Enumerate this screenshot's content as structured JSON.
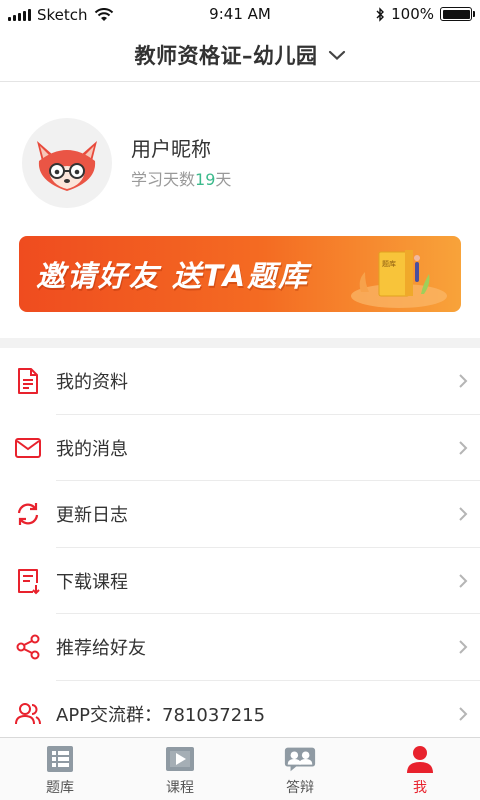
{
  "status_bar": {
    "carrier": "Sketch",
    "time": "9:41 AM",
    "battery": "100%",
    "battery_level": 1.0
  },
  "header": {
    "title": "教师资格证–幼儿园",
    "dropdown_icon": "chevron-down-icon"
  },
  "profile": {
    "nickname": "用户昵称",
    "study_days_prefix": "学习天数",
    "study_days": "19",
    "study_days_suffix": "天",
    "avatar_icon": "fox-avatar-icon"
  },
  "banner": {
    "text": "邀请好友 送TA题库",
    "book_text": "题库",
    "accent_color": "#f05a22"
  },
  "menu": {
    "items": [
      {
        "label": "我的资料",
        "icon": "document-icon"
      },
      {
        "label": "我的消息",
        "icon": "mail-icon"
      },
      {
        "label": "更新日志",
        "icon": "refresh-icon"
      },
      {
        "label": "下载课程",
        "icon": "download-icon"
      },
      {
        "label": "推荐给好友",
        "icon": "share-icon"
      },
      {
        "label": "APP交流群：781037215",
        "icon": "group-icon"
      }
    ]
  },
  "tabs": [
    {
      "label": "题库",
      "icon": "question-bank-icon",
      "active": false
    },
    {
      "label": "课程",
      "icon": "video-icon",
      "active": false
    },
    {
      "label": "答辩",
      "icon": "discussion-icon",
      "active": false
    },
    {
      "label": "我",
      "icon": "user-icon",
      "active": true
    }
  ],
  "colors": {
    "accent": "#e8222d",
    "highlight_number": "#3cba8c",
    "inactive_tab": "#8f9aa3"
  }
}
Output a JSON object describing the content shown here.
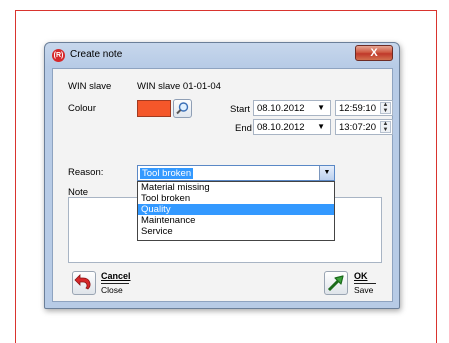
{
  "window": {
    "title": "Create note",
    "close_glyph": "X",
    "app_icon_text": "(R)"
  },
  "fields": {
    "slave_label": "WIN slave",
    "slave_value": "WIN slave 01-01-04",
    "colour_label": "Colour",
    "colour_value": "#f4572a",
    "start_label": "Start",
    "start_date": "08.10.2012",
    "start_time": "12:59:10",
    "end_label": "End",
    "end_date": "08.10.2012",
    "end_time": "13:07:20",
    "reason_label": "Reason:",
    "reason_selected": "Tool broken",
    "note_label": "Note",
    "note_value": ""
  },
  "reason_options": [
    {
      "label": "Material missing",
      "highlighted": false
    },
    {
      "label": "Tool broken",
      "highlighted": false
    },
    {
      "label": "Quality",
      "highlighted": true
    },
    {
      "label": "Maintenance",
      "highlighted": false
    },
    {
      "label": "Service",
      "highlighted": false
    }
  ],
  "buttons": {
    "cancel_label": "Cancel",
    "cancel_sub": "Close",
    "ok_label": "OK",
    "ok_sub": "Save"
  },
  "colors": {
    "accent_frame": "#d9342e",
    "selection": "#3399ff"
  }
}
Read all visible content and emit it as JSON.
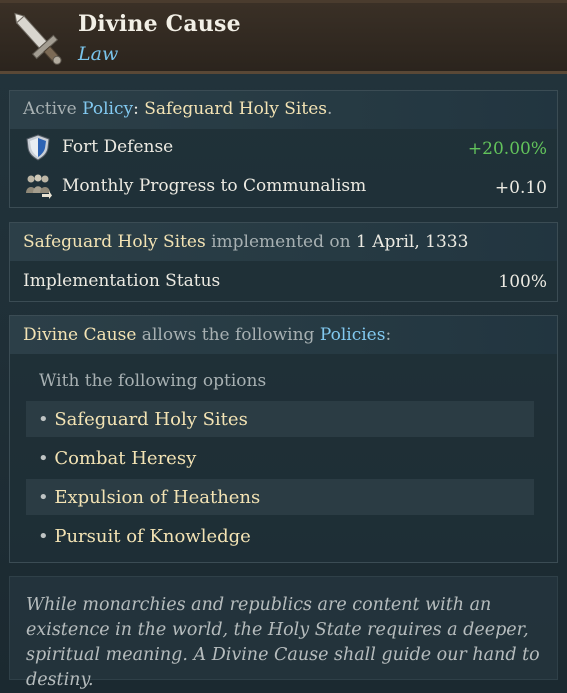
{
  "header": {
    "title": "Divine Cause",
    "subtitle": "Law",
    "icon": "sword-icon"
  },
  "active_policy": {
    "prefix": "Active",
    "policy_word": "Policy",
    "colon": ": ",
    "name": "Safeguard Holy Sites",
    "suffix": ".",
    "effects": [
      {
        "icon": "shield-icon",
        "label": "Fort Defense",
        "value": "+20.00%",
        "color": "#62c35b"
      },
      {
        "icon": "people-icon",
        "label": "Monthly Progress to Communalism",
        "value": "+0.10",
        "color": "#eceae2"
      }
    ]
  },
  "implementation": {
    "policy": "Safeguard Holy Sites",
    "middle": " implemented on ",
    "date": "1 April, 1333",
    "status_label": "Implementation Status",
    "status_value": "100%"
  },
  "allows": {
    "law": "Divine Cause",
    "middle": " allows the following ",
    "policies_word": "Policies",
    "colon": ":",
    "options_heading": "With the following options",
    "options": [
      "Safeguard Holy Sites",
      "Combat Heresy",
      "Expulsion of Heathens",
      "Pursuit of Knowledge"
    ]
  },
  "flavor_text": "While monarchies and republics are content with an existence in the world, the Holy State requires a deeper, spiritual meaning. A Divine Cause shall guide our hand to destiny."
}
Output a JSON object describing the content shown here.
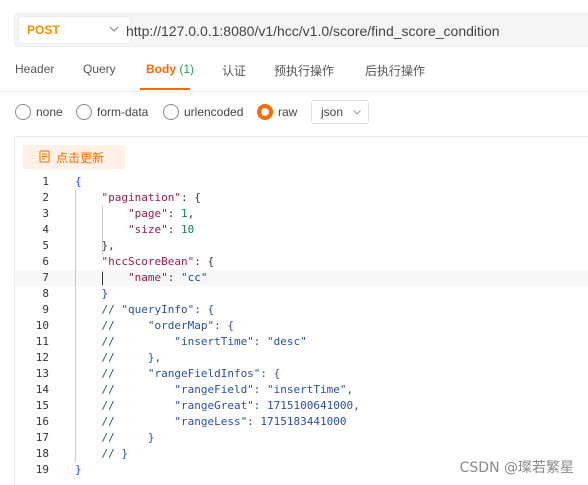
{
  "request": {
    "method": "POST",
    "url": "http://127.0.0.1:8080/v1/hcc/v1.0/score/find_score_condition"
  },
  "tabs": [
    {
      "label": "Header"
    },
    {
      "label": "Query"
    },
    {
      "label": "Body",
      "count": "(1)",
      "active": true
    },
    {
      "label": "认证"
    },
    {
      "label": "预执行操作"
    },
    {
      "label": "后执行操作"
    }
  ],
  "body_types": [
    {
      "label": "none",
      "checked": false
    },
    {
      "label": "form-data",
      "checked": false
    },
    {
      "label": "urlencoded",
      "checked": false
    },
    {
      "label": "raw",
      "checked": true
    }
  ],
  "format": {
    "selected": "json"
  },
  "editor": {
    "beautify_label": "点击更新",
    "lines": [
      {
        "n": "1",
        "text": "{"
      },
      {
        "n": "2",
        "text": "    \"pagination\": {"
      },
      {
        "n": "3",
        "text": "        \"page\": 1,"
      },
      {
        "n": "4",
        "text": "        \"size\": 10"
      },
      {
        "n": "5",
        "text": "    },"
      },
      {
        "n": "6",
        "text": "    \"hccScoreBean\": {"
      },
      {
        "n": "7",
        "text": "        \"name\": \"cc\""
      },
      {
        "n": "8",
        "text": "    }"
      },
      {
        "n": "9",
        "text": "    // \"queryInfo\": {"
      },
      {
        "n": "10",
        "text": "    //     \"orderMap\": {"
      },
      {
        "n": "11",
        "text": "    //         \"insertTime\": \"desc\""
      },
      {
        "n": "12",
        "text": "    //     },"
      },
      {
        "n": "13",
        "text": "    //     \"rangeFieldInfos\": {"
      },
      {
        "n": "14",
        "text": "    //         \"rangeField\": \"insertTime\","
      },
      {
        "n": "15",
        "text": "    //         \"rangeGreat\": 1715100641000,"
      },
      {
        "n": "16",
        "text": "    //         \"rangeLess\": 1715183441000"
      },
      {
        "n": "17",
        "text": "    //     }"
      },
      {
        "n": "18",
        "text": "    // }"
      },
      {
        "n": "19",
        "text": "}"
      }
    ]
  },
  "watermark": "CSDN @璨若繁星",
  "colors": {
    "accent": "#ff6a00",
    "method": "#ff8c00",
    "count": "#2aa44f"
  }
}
---------------
Aim:
From the material above, reproduce everything verbatim except the pictures.

Response:
Enumerate this screenshot's content as structured JSON.
{
  "status_bar": {
    "carrier": "Sketch",
    "time": "9:41 AM",
    "battery": "100%",
    "battery_level": 1.0
  },
  "header": {
    "title": "教师资格证–幼儿园",
    "dropdown_icon": "chevron-down-icon"
  },
  "profile": {
    "nickname": "用户昵称",
    "study_days_prefix": "学习天数",
    "study_days": "19",
    "study_days_suffix": "天",
    "avatar_icon": "fox-avatar-icon"
  },
  "banner": {
    "text": "邀请好友 送TA题库",
    "book_text": "题库",
    "accent_color": "#f05a22"
  },
  "menu": {
    "items": [
      {
        "label": "我的资料",
        "icon": "document-icon"
      },
      {
        "label": "我的消息",
        "icon": "mail-icon"
      },
      {
        "label": "更新日志",
        "icon": "refresh-icon"
      },
      {
        "label": "下载课程",
        "icon": "download-icon"
      },
      {
        "label": "推荐给好友",
        "icon": "share-icon"
      },
      {
        "label": "APP交流群：781037215",
        "icon": "group-icon"
      }
    ]
  },
  "tabs": [
    {
      "label": "题库",
      "icon": "question-bank-icon",
      "active": false
    },
    {
      "label": "课程",
      "icon": "video-icon",
      "active": false
    },
    {
      "label": "答辩",
      "icon": "discussion-icon",
      "active": false
    },
    {
      "label": "我",
      "icon": "user-icon",
      "active": true
    }
  ],
  "colors": {
    "accent": "#e8222d",
    "highlight_number": "#3cba8c",
    "inactive_tab": "#8f9aa3"
  }
}
Output a JSON object describing the content shown here.
{
  "window": {
    "title": "Create note",
    "close_glyph": "X",
    "app_icon_text": "(R)"
  },
  "fields": {
    "slave_label": "WIN slave",
    "slave_value": "WIN slave 01-01-04",
    "colour_label": "Colour",
    "colour_value": "#f4572a",
    "start_label": "Start",
    "start_date": "08.10.2012",
    "start_time": "12:59:10",
    "end_label": "End",
    "end_date": "08.10.2012",
    "end_time": "13:07:20",
    "reason_label": "Reason:",
    "reason_selected": "Tool broken",
    "note_label": "Note",
    "note_value": ""
  },
  "reason_options": [
    {
      "label": "Material missing",
      "highlighted": false
    },
    {
      "label": "Tool broken",
      "highlighted": false
    },
    {
      "label": "Quality",
      "highlighted": true
    },
    {
      "label": "Maintenance",
      "highlighted": false
    },
    {
      "label": "Service",
      "highlighted": false
    }
  ],
  "buttons": {
    "cancel_label": "Cancel",
    "cancel_sub": "Close",
    "ok_label": "OK",
    "ok_sub": "Save"
  },
  "colors": {
    "accent_frame": "#d9342e",
    "selection": "#3399ff"
  }
}
Read all visible content and emit it as JSON.
{
  "header": {
    "title": "Divine Cause",
    "subtitle": "Law",
    "icon": "sword-icon"
  },
  "active_policy": {
    "prefix": "Active",
    "policy_word": "Policy",
    "colon": ": ",
    "name": "Safeguard Holy Sites",
    "suffix": ".",
    "effects": [
      {
        "icon": "shield-icon",
        "label": "Fort Defense",
        "value": "+20.00%",
        "color": "#62c35b"
      },
      {
        "icon": "people-icon",
        "label": "Monthly Progress to Communalism",
        "value": "+0.10",
        "color": "#eceae2"
      }
    ]
  },
  "implementation": {
    "policy": "Safeguard Holy Sites",
    "middle": " implemented on ",
    "date": "1 April, 1333",
    "status_label": "Implementation Status",
    "status_value": "100%"
  },
  "allows": {
    "law": "Divine Cause",
    "middle": " allows the following ",
    "policies_word": "Policies",
    "colon": ":",
    "options_heading": "With the following options",
    "options": [
      "Safeguard Holy Sites",
      "Combat Heresy",
      "Expulsion of Heathens",
      "Pursuit of Knowledge"
    ]
  },
  "flavor_text": "While monarchies and republics are content with an existence in the world, the Holy State requires a deeper, spiritual meaning. A Divine Cause shall guide our hand to destiny."
}
Output a JSON object describing the content shown here.
{
  "request": {
    "method": "POST",
    "url": "http://127.0.0.1:8080/v1/hcc/v1.0/score/find_score_condition"
  },
  "tabs": [
    {
      "label": "Header"
    },
    {
      "label": "Query"
    },
    {
      "label": "Body",
      "count": "(1)",
      "active": true
    },
    {
      "label": "认证"
    },
    {
      "label": "预执行操作"
    },
    {
      "label": "后执行操作"
    }
  ],
  "body_types": [
    {
      "label": "none",
      "checked": false
    },
    {
      "label": "form-data",
      "checked": false
    },
    {
      "label": "urlencoded",
      "checked": false
    },
    {
      "label": "raw",
      "checked": true
    }
  ],
  "format": {
    "selected": "json"
  },
  "editor": {
    "beautify_label": "点击更新",
    "lines": [
      {
        "n": "1",
        "text": "{"
      },
      {
        "n": "2",
        "text": "    \"pagination\": {"
      },
      {
        "n": "3",
        "text": "        \"page\": 1,"
      },
      {
        "n": "4",
        "text": "        \"size\": 10"
      },
      {
        "n": "5",
        "text": "    },"
      },
      {
        "n": "6",
        "text": "    \"hccScoreBean\": {"
      },
      {
        "n": "7",
        "text": "        \"name\": \"cc\""
      },
      {
        "n": "8",
        "text": "    }"
      },
      {
        "n": "9",
        "text": "    // \"queryInfo\": {"
      },
      {
        "n": "10",
        "text": "    //     \"orderMap\": {"
      },
      {
        "n": "11",
        "text": "    //         \"insertTime\": \"desc\""
      },
      {
        "n": "12",
        "text": "    //     },"
      },
      {
        "n": "13",
        "text": "    //     \"rangeFieldInfos\": {"
      },
      {
        "n": "14",
        "text": "    //         \"rangeField\": \"insertTime\","
      },
      {
        "n": "15",
        "text": "    //         \"rangeGreat\": 1715100641000,"
      },
      {
        "n": "16",
        "text": "    //         \"rangeLess\": 1715183441000"
      },
      {
        "n": "17",
        "text": "    //     }"
      },
      {
        "n": "18",
        "text": "    // }"
      },
      {
        "n": "19",
        "text": "}"
      }
    ]
  },
  "watermark": "CSDN @璨若繁星",
  "colors": {
    "accent": "#ff6a00",
    "method": "#ff8c00",
    "count": "#2aa44f"
  }
}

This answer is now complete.